Figure collection entries:
^^^^^^^^

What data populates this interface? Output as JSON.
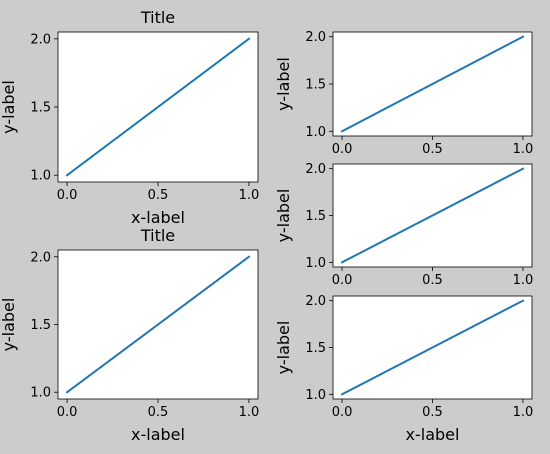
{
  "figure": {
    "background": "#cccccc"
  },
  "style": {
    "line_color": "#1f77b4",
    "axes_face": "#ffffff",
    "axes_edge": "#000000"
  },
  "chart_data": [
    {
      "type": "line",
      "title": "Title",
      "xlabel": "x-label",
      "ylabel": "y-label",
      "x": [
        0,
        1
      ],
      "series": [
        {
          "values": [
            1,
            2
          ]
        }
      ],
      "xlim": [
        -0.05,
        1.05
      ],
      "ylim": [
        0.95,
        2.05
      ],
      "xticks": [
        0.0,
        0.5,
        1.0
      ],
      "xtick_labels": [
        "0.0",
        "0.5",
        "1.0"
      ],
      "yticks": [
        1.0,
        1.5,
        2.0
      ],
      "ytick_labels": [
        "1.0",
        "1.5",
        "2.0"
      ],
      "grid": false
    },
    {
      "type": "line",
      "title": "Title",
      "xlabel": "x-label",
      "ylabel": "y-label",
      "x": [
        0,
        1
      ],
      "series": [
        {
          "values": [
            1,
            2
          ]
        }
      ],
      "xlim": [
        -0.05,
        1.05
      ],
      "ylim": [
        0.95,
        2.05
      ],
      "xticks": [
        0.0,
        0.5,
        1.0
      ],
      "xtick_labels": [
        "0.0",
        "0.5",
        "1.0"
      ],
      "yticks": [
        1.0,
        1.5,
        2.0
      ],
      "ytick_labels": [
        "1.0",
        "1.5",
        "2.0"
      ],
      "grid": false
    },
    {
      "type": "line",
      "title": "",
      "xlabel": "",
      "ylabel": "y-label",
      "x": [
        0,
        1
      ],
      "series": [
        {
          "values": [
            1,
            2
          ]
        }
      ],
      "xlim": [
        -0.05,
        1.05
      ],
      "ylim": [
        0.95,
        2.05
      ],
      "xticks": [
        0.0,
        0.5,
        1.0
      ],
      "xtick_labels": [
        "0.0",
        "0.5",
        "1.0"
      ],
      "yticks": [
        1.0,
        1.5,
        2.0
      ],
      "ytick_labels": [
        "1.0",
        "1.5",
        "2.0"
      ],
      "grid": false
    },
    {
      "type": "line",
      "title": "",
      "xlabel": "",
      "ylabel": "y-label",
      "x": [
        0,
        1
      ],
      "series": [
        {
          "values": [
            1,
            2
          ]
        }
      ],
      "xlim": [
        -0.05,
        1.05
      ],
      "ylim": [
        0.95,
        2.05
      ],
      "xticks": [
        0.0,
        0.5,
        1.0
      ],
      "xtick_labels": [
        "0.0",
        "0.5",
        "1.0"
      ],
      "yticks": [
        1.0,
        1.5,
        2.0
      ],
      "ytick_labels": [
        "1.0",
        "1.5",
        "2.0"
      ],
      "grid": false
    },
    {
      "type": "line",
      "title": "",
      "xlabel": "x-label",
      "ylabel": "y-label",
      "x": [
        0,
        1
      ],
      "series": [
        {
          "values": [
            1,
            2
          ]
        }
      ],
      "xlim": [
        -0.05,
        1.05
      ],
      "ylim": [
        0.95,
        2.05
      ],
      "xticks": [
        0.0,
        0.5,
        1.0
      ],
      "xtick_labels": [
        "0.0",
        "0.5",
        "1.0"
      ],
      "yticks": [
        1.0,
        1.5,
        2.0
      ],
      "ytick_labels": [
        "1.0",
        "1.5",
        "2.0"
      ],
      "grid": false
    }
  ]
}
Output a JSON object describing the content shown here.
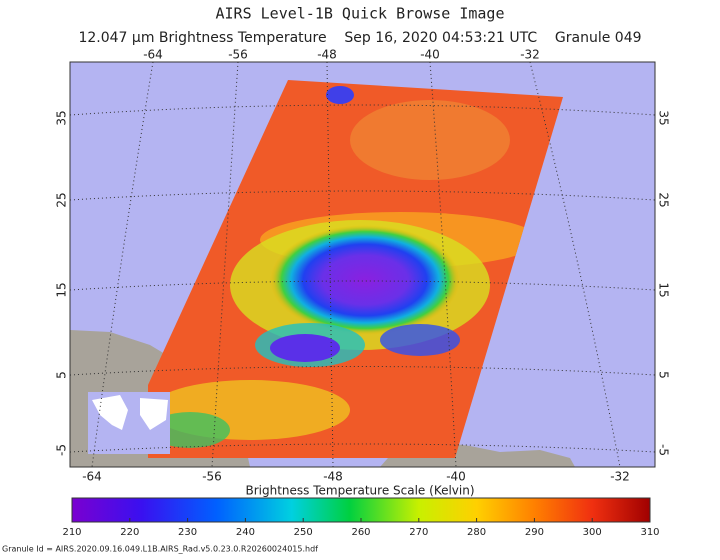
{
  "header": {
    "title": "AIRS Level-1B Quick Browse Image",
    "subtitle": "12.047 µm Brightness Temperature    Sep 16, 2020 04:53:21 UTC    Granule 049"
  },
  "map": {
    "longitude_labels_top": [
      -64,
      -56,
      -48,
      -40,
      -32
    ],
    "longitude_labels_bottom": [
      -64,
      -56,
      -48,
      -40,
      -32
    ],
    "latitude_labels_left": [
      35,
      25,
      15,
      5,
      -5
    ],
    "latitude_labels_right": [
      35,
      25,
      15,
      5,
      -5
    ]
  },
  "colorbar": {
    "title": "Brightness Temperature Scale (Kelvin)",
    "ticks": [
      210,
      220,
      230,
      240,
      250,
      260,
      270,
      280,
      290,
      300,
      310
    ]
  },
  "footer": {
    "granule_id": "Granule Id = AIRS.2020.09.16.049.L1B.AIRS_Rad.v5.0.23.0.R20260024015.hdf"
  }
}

^^^^^^^^

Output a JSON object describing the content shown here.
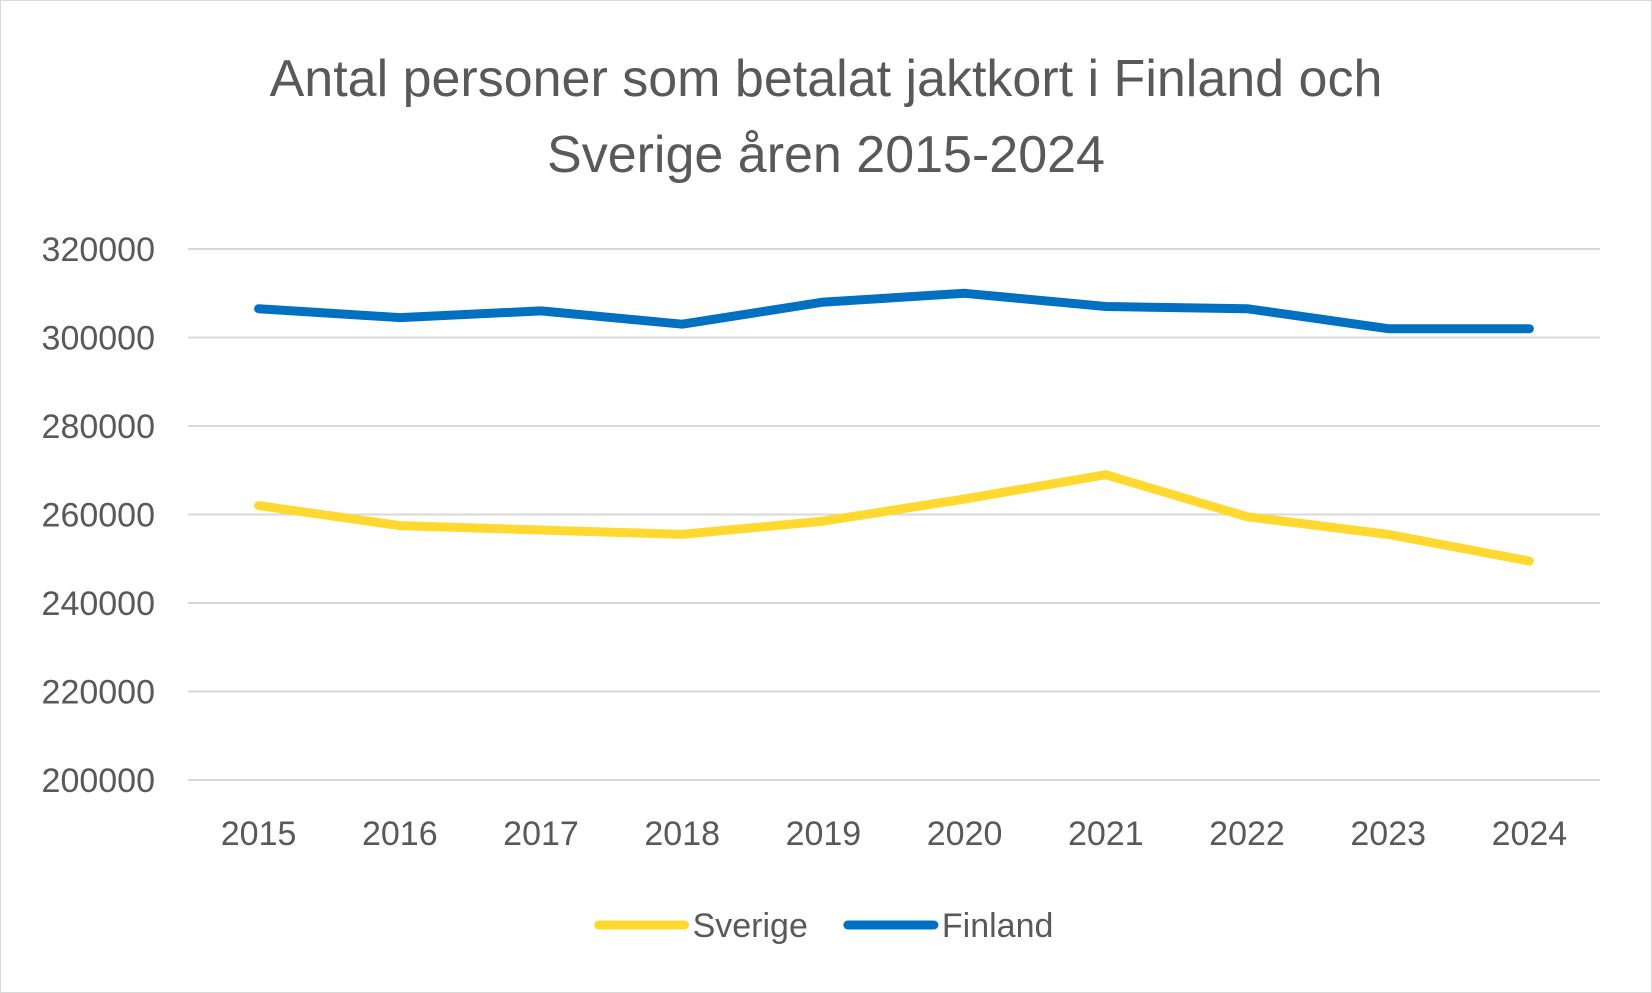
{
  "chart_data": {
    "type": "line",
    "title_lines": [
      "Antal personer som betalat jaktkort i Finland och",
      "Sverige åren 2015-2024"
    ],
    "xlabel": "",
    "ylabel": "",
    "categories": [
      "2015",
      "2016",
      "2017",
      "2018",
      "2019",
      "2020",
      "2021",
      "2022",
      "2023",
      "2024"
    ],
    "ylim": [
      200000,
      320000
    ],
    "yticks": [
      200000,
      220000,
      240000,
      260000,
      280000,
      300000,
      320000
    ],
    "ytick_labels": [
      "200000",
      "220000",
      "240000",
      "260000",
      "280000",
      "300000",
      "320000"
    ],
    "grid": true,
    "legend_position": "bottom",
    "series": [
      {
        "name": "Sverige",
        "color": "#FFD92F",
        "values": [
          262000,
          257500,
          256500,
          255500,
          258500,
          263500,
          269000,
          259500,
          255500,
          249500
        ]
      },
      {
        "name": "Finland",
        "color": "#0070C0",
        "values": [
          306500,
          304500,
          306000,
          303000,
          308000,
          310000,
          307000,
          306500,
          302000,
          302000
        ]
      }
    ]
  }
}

^^^^^^^^

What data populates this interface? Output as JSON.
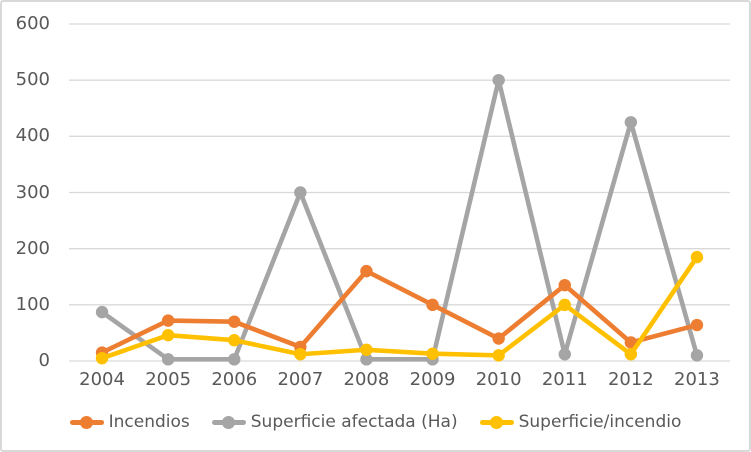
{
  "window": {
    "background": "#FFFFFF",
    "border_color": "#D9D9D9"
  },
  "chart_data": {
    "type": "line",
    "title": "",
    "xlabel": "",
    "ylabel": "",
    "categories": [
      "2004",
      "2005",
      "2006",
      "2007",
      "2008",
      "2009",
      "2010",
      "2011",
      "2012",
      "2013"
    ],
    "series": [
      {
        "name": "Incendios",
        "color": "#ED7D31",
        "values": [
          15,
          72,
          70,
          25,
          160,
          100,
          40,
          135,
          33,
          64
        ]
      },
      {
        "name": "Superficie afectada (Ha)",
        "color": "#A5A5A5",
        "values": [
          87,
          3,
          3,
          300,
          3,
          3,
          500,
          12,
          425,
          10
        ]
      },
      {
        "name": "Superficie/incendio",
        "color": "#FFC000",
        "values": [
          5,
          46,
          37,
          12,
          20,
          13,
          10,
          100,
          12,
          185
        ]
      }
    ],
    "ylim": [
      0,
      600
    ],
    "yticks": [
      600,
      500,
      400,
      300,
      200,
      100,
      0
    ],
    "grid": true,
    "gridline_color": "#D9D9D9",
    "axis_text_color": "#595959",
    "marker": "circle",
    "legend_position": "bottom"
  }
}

^^^^^^^^

State the count of lines in the data holding the word "name", adding nothing to it.

== THE OUTPUT ==
5